Saved data entries:
+++
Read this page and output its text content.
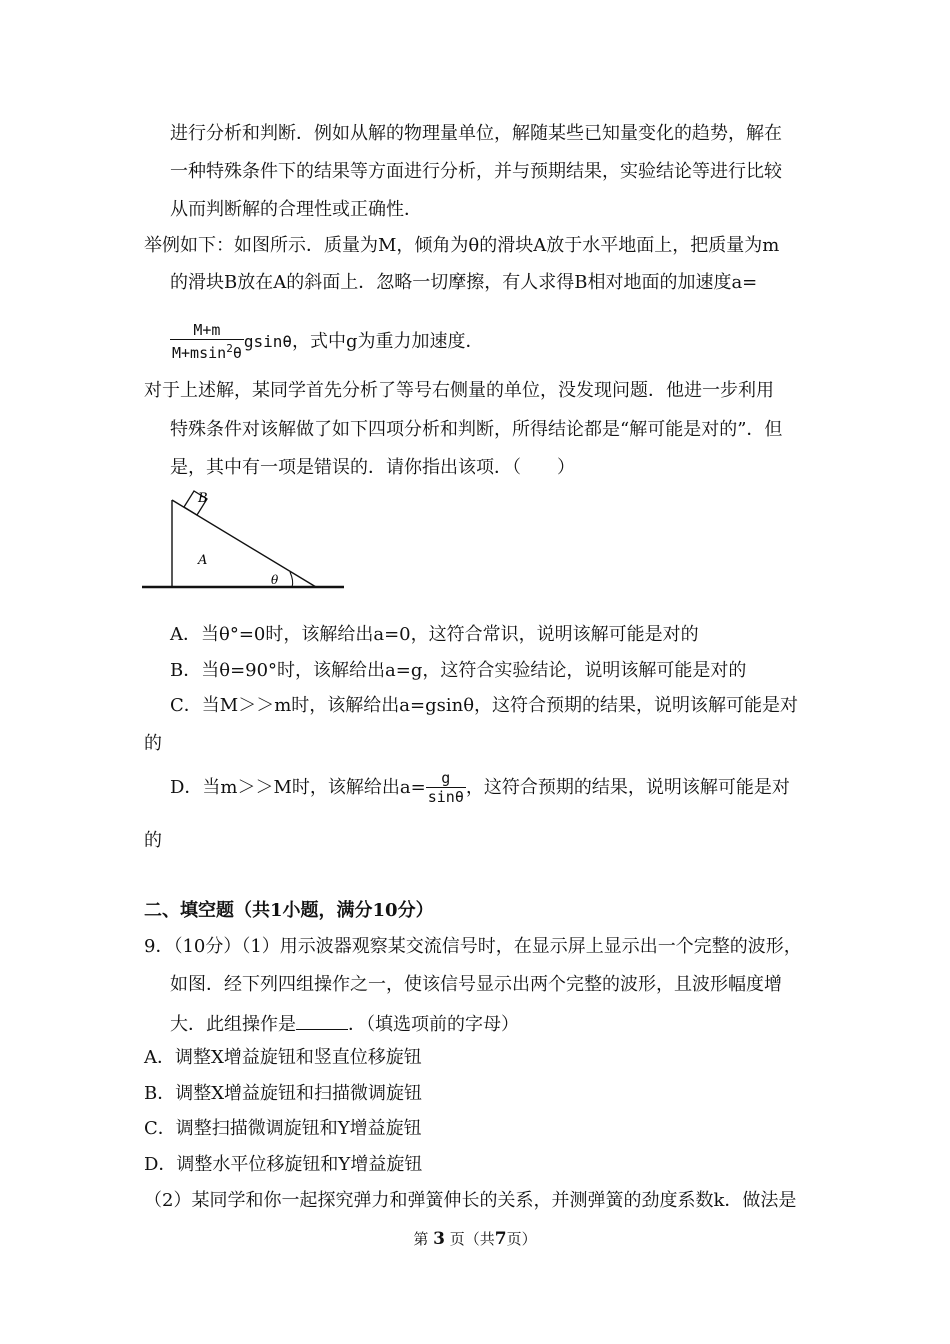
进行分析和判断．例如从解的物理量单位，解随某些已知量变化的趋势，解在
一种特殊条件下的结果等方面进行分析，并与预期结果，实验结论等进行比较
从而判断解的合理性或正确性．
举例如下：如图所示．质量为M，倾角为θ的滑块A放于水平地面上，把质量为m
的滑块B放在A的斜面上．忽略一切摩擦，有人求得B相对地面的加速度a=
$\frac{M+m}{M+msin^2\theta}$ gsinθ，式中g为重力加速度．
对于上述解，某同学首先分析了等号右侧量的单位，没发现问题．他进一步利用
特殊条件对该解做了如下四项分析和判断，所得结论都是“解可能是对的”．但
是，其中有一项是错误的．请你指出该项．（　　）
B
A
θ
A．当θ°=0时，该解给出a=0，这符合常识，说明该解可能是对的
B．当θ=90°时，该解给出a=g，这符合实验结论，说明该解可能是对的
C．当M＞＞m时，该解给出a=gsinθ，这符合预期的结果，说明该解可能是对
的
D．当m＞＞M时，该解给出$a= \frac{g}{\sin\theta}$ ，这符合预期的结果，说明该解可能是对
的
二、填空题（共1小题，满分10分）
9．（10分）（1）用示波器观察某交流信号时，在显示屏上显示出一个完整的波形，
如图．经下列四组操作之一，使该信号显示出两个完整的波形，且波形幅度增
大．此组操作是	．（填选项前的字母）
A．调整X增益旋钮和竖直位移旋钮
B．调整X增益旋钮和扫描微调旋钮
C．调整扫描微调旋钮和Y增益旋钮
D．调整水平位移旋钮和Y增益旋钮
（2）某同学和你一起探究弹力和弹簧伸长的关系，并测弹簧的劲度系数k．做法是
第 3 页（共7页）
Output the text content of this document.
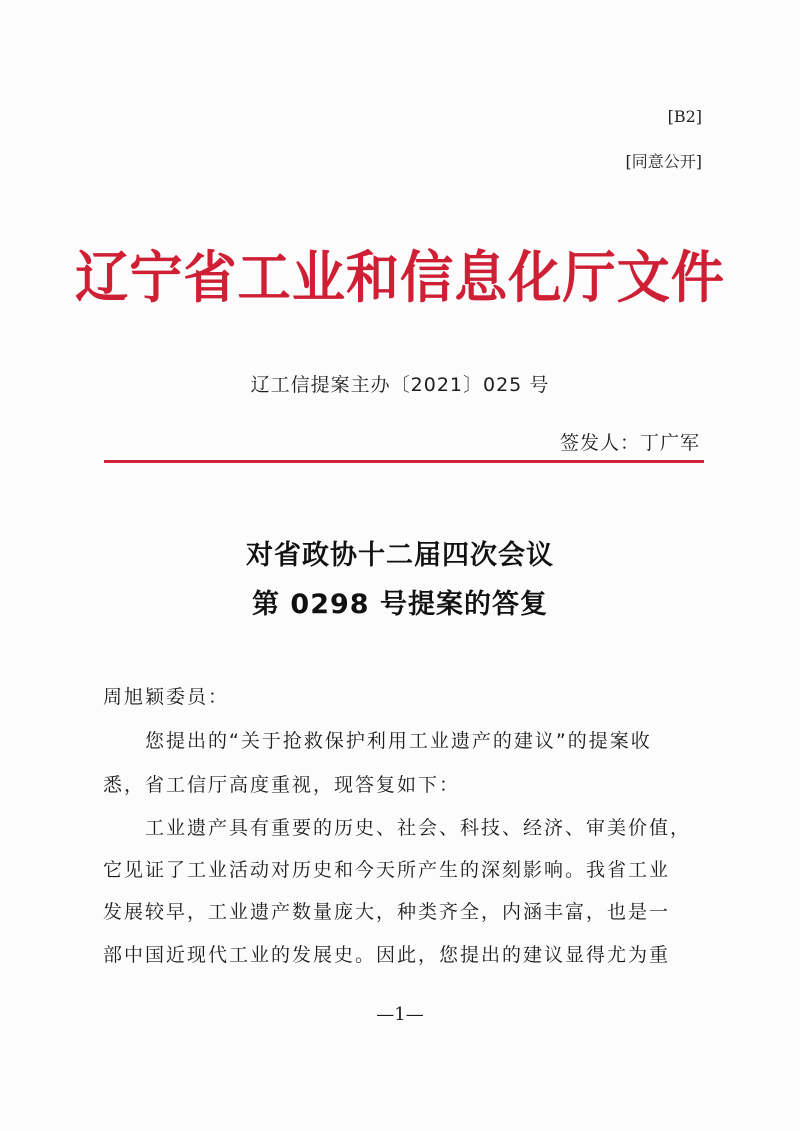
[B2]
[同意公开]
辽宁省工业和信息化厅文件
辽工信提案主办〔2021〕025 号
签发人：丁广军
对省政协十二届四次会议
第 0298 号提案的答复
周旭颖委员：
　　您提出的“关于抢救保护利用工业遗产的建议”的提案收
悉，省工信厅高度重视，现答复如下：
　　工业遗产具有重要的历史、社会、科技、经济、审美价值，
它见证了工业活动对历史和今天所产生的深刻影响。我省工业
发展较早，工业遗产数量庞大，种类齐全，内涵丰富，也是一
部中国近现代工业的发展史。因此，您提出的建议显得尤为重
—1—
+++
Give every record back exactly as it reads, with no images.

▶ **Exercise output**:
Read this page and output its text content.
进行分析和判断．例如从解的物理量单位，解随某些已知量变化的趋势，解在
一种特殊条件下的结果等方面进行分析，并与预期结果，实验结论等进行比较
从而判断解的合理性或正确性．
举例如下：如图所示．质量为M，倾角为θ的滑块A放于水平地面上，把质量为m
的滑块B放在A的斜面上．忽略一切摩擦，有人求得B相对地面的加速度a=
$\frac{M+m}{M+msin^2\theta}$ gsinθ，式中g为重力加速度．
对于上述解，某同学首先分析了等号右侧量的单位，没发现问题．他进一步利用
特殊条件对该解做了如下四项分析和判断，所得结论都是“解可能是对的”．但
是，其中有一项是错误的．请你指出该项．（　　）
B
A
θ
A．当θ°=0时，该解给出a=0，这符合常识，说明该解可能是对的
B．当θ=90°时，该解给出a=g，这符合实验结论，说明该解可能是对的
C．当M＞＞m时，该解给出a=gsinθ，这符合预期的结果，说明该解可能是对
的
D．当m＞＞M时，该解给出$a= \frac{g}{\sin\theta}$ ，这符合预期的结果，说明该解可能是对
的
二、填空题（共1小题，满分10分）
9．（10分）（1）用示波器观察某交流信号时，在显示屏上显示出一个完整的波形，
如图．经下列四组操作之一，使该信号显示出两个完整的波形，且波形幅度增
大．此组操作是	．（填选项前的字母）
A．调整X增益旋钮和竖直位移旋钮
B．调整X增益旋钮和扫描微调旋钮
C．调整扫描微调旋钮和Y增益旋钮
D．调整水平位移旋钮和Y增益旋钮
（2）某同学和你一起探究弹力和弹簧伸长的关系，并测弹簧的劲度系数k．做法是
第 3 页（共7页）
Output the text content of this document.
[B2]
[同意公开]
辽宁省工业和信息化厅文件
辽工信提案主办〔2021〕025 号
签发人：丁广军
对省政协十二届四次会议
第 0298 号提案的答复
周旭颖委员：
　　您提出的“关于抢救保护利用工业遗产的建议”的提案收
悉，省工信厅高度重视，现答复如下：
　　工业遗产具有重要的历史、社会、科技、经济、审美价值，
它见证了工业活动对历史和今天所产生的深刻影响。我省工业
发展较早，工业遗产数量庞大，种类齐全，内涵丰富，也是一
部中国近现代工业的发展史。因此，您提出的建议显得尤为重
—1—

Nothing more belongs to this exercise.